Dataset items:
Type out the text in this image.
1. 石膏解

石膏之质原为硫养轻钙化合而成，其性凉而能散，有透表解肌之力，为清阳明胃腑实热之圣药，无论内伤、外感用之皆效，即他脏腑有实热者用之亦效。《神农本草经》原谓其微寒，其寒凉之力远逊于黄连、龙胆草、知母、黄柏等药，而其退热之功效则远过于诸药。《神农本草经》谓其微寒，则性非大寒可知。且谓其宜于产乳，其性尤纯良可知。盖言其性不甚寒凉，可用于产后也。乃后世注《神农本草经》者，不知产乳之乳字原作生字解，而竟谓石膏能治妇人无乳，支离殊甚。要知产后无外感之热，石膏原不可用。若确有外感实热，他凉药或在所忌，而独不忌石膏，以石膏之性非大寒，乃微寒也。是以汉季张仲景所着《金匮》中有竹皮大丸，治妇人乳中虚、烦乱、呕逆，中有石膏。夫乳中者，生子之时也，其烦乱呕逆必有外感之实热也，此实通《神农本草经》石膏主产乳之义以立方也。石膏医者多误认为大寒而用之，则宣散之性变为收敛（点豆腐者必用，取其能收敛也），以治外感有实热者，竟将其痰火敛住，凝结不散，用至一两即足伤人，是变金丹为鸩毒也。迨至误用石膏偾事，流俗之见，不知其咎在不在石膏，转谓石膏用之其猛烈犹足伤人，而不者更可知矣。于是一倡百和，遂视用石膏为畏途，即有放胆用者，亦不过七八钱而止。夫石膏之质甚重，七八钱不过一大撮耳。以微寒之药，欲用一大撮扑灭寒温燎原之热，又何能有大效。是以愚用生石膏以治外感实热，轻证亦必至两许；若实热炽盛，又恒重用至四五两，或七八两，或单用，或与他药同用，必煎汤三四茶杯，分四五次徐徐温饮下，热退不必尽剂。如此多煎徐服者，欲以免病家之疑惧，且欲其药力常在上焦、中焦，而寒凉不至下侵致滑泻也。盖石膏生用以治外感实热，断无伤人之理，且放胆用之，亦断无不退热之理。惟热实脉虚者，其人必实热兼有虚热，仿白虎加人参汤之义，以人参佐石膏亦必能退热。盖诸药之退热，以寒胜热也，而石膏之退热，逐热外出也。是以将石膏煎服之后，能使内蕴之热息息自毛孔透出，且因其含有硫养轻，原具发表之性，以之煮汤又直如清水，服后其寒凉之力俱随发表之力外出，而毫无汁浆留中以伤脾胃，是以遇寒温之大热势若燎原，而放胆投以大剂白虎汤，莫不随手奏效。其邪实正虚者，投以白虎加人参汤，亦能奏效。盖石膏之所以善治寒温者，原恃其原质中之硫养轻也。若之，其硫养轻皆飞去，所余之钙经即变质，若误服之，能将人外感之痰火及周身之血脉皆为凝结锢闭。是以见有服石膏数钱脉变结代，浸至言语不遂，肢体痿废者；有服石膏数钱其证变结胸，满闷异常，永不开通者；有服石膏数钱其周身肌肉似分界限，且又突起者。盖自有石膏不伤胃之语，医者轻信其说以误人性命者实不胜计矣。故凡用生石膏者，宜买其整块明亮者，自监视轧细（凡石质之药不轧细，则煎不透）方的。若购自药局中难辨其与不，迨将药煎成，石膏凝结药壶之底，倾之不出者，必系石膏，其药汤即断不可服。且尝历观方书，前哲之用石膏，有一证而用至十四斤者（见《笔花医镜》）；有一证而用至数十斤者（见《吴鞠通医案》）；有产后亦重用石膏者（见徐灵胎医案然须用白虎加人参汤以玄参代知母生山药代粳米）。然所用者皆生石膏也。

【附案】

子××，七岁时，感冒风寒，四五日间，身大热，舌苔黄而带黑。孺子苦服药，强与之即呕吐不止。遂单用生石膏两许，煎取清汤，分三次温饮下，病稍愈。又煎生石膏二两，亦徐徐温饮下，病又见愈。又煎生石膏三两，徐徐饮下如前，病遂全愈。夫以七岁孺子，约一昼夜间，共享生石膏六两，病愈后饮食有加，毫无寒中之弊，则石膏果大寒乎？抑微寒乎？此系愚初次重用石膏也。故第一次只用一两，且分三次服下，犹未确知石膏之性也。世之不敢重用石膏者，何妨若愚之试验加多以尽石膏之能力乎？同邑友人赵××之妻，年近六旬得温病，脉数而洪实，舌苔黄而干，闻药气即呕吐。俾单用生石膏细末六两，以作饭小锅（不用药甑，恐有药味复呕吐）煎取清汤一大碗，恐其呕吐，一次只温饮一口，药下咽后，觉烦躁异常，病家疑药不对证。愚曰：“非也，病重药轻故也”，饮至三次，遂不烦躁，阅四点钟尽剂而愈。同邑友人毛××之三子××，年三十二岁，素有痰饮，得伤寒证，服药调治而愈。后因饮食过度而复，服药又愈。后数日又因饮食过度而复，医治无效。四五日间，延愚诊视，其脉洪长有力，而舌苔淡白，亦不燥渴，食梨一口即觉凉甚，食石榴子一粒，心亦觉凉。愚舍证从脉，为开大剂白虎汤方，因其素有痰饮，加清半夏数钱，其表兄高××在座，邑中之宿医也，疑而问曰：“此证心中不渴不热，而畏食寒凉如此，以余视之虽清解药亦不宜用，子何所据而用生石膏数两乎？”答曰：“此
...
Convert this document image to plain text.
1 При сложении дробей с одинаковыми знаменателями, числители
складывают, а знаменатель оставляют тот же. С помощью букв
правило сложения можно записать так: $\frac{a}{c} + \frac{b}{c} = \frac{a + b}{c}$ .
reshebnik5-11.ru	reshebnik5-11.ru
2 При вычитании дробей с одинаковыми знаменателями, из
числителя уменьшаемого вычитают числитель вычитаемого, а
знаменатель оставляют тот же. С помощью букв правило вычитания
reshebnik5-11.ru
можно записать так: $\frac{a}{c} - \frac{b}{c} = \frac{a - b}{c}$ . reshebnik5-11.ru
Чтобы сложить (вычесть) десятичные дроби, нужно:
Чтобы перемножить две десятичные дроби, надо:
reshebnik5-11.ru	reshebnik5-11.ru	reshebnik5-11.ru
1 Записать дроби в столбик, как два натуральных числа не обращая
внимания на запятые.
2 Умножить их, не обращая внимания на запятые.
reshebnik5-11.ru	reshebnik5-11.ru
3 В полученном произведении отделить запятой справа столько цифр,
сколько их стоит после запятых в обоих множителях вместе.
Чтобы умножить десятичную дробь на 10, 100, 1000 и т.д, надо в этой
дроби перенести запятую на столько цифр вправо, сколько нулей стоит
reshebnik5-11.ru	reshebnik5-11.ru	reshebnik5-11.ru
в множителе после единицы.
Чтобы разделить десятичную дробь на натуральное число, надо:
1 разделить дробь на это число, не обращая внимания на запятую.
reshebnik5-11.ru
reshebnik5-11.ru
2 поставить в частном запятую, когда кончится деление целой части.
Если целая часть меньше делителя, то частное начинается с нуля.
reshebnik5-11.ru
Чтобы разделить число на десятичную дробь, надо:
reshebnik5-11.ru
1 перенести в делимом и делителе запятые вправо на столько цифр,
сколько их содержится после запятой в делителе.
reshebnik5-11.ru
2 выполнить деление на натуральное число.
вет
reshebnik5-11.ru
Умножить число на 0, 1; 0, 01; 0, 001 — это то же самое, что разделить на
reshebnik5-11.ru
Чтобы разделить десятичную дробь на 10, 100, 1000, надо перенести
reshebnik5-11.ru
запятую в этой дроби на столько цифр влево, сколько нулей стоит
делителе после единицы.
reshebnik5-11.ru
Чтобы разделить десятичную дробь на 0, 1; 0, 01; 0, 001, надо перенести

• [EXERCISE AIM]
Copy, from the material above, each line in which the string "дробь" occurs.

• [CORRECT ANSWER]
Чтобы умножить десятичную дробь на 10, 100, 1000 и т.д, надо в этой
Чтобы разделить десятичную дробь на натуральное число, надо:
1 разделить дробь на это число, не обращая внимания на запятую.
Чтобы разделить число на десятичную дробь, надо:
Чтобы разделить десятичную дробь на 10, 100, 1000, надо перенести
Чтобы разделить десятичную дробь на 0, 1; 0, 01; 0, 001, надо перенести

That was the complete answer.